>> Start Listed records

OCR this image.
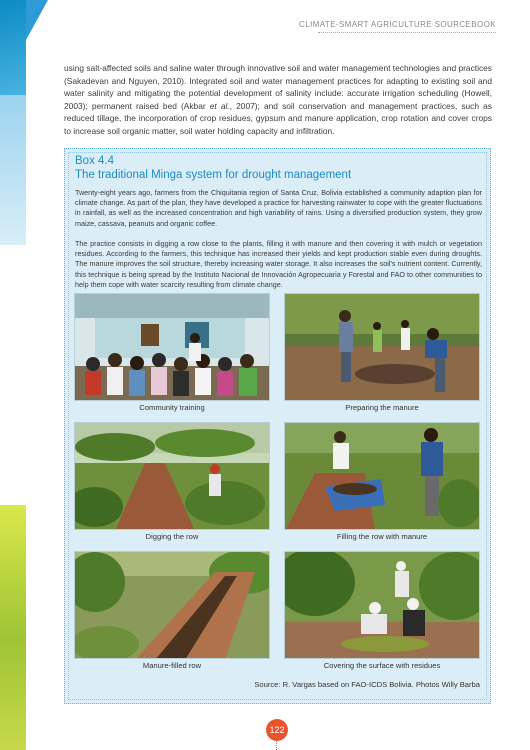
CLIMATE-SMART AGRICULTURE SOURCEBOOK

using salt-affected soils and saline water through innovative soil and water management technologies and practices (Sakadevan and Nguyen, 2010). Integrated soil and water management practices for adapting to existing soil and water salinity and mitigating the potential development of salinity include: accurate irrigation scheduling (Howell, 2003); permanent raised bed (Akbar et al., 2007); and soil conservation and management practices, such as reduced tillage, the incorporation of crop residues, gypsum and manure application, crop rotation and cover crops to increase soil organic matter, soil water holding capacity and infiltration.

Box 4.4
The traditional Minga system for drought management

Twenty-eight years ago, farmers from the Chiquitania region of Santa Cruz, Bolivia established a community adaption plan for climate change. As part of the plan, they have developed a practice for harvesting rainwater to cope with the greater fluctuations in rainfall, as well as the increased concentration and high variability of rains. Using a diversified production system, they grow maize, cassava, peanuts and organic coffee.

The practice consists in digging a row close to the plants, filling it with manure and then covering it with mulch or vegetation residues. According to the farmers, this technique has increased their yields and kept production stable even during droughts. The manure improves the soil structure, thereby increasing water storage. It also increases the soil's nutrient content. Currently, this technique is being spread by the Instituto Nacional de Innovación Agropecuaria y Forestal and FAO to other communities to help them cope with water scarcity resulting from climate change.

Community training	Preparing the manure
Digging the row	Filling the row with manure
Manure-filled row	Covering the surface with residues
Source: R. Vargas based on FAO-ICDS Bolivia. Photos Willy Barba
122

>> End Listed records
>> Start Listed records

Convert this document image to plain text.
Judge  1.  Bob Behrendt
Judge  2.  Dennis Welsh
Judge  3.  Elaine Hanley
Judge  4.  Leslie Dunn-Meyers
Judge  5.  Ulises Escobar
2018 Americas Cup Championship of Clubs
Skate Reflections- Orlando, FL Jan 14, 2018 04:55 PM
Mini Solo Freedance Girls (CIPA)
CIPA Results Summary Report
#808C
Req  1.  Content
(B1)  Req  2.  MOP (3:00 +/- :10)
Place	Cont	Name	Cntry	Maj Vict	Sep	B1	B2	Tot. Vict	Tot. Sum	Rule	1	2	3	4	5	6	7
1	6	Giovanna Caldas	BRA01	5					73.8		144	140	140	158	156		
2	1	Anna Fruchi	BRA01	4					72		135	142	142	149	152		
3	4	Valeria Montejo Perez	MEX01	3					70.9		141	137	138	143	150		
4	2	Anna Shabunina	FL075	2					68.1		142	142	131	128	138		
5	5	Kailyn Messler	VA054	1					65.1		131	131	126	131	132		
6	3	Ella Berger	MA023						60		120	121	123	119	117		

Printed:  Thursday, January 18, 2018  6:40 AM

>> End Listed records

Pull out every line in the material above where "Judge" occurs.

### The response
Judge  1.  Bob Behrendt
Judge  2.  Dennis Welsh
Judge  3.  Elaine Hanley
Judge  4.  Leslie Dunn-Meyers
Judge  5.  Ulises Escobar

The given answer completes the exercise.